— start EXCERPTED DATA —

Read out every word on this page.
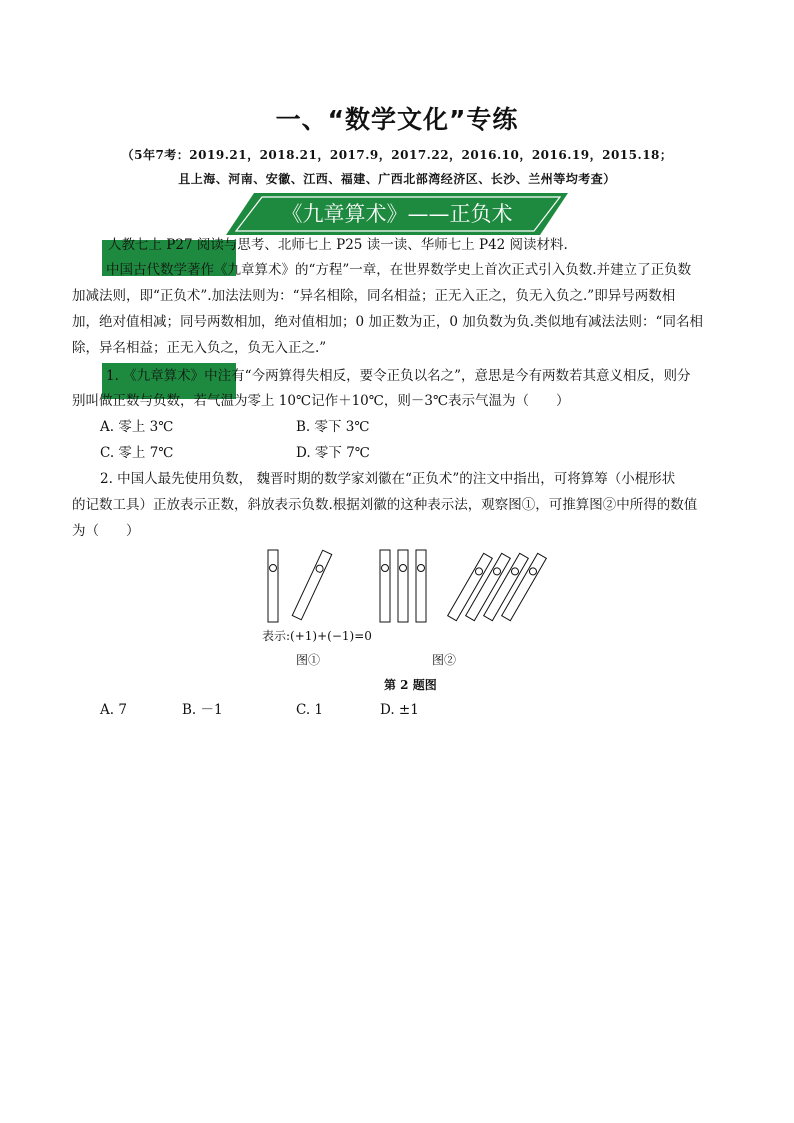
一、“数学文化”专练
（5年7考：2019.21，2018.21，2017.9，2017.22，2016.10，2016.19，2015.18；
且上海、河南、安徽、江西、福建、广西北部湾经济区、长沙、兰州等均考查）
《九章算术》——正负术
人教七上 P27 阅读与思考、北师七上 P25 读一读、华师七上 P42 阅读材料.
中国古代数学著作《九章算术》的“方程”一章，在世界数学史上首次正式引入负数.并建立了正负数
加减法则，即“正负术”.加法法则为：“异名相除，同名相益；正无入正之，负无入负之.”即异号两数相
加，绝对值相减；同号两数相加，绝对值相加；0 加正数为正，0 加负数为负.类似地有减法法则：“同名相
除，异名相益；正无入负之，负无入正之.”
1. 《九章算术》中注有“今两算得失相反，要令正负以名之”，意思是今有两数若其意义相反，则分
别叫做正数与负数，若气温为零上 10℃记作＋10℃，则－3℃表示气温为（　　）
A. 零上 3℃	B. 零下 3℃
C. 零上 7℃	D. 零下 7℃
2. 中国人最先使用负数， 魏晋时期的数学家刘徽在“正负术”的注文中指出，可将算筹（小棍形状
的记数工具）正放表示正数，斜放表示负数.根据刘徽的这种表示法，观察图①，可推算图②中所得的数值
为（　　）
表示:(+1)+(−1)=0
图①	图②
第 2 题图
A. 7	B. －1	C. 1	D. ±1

— end EXCERPTED DATA —

TASK TO COMPLETE: Each record above should be copied character for character, with pictures dropped.

REPLY TO THE EXERCISE:
Read out every word on this page.
一、“数学文化”专练
（5年7考：2019.21，2018.21，2017.9，2017.22，2016.10，2016.19，2015.18；
且上海、河南、安徽、江西、福建、广西北部湾经济区、长沙、兰州等均考查）
《九章算术》——正负术
人教七上 P27 阅读与思考、北师七上 P25 读一读、华师七上 P42 阅读材料.
中国古代数学著作《九章算术》的“方程”一章，在世界数学史上首次正式引入负数.并建立了正负数
加减法则，即“正负术”.加法法则为：“异名相除，同名相益；正无入正之，负无入负之.”即异号两数相
加，绝对值相减；同号两数相加，绝对值相加；0 加正数为正，0 加负数为负.类似地有减法法则：“同名相
除，异名相益；正无入负之，负无入正之.”
1. 《九章算术》中注有“今两算得失相反，要令正负以名之”，意思是今有两数若其意义相反，则分
别叫做正数与负数，若气温为零上 10℃记作＋10℃，则－3℃表示气温为（　　）
A. 零上 3℃	B. 零下 3℃
C. 零上 7℃	D. 零下 7℃
2. 中国人最先使用负数， 魏晋时期的数学家刘徽在“正负术”的注文中指出，可将算筹（小棍形状
的记数工具）正放表示正数，斜放表示负数.根据刘徽的这种表示法，观察图①，可推算图②中所得的数值
为（　　）
表示:(+1)+(−1)=0
图①	图②
第 2 题图
A. 7	B. －1	C. 1	D. ±1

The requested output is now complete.